* Rows

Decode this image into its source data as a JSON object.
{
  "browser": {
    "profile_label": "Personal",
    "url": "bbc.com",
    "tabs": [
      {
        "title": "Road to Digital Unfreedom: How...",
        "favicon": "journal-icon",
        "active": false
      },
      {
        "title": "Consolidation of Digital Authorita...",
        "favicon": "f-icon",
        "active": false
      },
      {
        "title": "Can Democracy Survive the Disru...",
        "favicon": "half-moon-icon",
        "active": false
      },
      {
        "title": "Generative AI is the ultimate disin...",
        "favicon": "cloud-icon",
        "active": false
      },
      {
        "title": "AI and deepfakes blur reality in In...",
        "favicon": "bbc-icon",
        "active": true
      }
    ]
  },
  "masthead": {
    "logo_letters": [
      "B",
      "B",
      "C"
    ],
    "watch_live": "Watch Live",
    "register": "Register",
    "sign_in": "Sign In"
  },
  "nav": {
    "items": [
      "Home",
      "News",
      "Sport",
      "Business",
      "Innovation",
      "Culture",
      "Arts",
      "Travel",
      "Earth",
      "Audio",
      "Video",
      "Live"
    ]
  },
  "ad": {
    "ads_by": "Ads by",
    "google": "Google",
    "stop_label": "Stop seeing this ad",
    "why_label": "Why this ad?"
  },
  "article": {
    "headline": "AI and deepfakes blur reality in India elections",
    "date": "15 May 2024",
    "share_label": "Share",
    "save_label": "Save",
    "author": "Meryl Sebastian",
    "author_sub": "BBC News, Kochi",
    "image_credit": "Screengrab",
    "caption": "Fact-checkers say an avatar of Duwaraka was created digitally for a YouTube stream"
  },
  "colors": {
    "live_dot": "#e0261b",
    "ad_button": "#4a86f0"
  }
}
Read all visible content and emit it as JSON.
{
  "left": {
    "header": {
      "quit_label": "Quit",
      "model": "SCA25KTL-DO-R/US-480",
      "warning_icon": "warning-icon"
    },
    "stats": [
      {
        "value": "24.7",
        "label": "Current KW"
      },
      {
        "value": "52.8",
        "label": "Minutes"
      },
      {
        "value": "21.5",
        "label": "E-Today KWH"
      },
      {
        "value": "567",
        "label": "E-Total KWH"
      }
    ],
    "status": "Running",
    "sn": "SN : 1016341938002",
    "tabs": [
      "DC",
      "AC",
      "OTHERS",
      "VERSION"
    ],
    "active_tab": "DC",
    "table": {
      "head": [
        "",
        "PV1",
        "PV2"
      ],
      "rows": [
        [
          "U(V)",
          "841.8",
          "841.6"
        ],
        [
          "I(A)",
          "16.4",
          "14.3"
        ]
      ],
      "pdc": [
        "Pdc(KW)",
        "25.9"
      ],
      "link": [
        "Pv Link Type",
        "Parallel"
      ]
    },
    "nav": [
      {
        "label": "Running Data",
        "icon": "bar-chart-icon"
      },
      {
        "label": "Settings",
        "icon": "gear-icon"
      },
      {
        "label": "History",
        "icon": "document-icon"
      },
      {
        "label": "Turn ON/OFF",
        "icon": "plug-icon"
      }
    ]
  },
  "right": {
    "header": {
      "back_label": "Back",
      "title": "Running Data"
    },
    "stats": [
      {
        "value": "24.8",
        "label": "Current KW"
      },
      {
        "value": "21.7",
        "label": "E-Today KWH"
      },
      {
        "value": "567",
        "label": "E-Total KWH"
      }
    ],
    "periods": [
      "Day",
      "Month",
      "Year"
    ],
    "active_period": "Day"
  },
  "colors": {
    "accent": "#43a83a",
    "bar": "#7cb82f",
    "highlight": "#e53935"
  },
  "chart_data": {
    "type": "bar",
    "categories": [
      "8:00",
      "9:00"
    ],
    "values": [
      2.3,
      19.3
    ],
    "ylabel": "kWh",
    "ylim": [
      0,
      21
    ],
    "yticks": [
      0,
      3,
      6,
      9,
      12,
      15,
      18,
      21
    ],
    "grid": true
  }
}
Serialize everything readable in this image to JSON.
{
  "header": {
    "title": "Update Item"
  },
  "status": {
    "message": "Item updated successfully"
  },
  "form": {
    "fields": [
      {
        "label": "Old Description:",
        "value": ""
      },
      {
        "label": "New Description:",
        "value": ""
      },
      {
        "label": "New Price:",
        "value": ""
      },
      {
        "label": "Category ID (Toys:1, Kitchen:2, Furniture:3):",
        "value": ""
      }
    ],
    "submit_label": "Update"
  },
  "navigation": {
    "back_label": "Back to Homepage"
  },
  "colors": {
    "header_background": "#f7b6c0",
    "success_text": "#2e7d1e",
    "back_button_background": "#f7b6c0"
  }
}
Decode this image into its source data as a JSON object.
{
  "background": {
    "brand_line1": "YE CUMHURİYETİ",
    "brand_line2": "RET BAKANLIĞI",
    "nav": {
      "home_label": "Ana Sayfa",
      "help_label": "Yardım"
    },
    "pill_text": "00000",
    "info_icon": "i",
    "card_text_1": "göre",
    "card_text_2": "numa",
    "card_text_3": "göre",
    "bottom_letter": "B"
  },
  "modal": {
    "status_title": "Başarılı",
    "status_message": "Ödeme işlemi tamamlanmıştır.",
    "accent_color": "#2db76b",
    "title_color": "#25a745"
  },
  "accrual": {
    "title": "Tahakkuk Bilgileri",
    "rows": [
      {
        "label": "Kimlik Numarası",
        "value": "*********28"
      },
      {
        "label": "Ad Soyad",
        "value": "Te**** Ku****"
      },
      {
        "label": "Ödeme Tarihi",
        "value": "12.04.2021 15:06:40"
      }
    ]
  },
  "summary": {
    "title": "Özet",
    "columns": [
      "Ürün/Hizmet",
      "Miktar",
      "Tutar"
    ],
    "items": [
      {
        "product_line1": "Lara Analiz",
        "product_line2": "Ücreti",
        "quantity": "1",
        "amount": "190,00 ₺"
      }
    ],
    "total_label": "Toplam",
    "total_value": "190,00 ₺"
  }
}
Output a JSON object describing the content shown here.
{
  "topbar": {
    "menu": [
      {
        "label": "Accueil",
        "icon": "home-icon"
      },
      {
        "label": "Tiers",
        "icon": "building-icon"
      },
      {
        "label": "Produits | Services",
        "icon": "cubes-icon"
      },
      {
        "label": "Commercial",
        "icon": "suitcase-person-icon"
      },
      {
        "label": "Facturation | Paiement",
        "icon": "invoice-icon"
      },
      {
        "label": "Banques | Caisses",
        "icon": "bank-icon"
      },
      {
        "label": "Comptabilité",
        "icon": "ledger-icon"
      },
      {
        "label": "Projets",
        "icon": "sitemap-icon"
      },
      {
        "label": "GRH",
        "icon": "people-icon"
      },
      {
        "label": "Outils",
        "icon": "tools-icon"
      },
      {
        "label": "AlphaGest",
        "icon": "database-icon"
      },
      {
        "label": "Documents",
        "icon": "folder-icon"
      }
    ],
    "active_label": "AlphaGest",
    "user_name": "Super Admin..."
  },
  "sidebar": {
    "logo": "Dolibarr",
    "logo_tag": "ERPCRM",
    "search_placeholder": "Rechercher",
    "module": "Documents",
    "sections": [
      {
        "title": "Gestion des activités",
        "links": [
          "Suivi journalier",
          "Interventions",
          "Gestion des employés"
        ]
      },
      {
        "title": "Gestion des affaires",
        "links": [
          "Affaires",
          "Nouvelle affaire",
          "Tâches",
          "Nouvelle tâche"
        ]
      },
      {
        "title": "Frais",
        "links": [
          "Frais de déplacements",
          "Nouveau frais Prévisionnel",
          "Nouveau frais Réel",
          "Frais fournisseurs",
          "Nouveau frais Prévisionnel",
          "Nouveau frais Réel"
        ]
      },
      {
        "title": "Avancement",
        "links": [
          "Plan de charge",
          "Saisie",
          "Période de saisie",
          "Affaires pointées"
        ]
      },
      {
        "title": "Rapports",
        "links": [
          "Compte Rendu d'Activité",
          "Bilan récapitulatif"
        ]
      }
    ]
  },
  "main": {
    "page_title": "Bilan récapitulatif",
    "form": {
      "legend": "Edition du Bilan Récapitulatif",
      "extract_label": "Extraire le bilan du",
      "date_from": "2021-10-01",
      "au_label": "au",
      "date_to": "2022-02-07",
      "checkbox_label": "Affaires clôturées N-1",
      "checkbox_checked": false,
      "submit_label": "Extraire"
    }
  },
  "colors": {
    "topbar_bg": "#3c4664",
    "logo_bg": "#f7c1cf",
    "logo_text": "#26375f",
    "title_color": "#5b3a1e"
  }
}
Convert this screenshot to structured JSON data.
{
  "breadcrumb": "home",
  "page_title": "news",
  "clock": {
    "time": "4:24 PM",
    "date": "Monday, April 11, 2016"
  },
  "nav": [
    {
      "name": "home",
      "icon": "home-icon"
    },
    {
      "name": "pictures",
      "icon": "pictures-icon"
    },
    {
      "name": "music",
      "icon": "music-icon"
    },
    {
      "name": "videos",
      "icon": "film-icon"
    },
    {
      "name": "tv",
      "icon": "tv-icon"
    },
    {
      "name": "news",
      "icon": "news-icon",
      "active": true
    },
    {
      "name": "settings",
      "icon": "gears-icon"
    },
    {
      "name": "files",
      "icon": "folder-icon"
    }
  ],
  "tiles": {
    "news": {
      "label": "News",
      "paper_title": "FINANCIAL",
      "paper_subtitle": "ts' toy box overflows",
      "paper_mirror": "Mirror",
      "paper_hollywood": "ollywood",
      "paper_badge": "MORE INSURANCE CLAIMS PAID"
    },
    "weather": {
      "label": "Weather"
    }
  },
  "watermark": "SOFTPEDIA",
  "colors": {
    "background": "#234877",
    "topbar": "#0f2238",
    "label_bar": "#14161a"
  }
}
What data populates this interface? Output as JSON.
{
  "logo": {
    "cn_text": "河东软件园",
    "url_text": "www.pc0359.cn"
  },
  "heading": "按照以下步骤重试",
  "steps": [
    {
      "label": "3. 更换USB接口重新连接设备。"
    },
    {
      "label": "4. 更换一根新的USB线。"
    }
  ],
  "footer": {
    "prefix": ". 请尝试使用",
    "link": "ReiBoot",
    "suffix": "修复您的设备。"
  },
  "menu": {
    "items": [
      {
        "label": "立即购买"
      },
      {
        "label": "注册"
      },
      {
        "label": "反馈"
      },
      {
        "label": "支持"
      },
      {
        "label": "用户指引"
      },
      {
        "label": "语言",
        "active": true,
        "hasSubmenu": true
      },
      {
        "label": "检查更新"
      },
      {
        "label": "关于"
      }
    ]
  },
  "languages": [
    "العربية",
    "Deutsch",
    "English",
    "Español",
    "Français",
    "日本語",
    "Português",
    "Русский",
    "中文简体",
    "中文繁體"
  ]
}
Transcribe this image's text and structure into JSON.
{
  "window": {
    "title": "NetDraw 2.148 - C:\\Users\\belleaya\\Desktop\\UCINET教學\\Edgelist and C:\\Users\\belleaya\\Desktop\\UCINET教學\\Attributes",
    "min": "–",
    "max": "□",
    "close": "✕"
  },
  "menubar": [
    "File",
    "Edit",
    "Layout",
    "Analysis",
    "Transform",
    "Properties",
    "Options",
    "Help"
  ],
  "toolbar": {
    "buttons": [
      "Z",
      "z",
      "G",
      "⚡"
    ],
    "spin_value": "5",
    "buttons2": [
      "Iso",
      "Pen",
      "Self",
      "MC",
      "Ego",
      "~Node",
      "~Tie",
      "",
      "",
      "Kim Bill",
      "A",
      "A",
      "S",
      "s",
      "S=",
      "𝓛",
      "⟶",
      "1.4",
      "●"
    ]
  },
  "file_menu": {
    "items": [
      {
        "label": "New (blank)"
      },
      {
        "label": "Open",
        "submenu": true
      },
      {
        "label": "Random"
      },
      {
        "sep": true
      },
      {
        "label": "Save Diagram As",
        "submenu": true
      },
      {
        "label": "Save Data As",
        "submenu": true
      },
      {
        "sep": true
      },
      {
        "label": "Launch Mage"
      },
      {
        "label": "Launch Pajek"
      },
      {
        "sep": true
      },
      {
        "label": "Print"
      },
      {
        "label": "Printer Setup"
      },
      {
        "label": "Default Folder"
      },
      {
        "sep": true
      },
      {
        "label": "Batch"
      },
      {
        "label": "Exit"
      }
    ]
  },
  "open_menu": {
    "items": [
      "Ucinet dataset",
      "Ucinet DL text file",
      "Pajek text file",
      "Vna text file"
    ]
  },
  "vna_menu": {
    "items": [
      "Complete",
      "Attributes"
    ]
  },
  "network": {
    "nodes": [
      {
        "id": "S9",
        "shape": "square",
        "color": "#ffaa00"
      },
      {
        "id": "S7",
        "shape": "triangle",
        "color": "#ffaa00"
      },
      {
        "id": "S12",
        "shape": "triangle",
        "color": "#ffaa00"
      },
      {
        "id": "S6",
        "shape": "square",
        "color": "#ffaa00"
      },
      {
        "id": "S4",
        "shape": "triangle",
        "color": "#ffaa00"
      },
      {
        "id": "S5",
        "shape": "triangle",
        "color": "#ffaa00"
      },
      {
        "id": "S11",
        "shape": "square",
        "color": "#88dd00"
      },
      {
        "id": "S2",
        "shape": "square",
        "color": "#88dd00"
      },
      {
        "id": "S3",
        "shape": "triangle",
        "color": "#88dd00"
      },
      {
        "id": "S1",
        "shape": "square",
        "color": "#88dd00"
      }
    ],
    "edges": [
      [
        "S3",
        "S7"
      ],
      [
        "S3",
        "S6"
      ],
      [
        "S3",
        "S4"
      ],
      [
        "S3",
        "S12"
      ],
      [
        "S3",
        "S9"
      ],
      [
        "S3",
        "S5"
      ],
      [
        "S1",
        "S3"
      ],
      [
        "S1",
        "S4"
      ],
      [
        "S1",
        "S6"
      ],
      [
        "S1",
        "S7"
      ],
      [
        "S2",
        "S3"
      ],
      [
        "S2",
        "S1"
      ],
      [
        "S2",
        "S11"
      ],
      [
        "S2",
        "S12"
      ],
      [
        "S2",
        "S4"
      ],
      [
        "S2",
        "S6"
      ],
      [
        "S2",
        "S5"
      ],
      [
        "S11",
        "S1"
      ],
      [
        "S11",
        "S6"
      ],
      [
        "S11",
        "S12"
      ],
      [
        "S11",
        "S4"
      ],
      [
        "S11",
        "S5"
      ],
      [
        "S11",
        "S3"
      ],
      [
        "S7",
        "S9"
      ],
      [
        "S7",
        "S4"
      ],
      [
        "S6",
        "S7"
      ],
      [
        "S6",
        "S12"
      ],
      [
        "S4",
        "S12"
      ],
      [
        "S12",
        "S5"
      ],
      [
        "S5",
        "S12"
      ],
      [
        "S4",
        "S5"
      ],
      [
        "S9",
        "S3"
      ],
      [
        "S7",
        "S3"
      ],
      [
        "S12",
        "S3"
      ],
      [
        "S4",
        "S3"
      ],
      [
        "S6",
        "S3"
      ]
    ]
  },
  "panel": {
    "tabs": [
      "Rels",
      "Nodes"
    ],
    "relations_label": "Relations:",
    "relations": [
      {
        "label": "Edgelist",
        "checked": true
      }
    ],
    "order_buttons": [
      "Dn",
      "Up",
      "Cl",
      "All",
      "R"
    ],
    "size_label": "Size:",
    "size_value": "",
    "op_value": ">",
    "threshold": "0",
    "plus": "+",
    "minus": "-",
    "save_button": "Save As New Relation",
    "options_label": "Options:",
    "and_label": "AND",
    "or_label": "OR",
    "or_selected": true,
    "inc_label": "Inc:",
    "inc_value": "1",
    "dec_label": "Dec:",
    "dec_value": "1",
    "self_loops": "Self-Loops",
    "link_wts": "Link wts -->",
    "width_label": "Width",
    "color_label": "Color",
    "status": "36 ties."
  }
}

* Required task
From the listing above, report the number of lines containing the string "Edgelist", without any accompanying remarks.

* Result of the task
2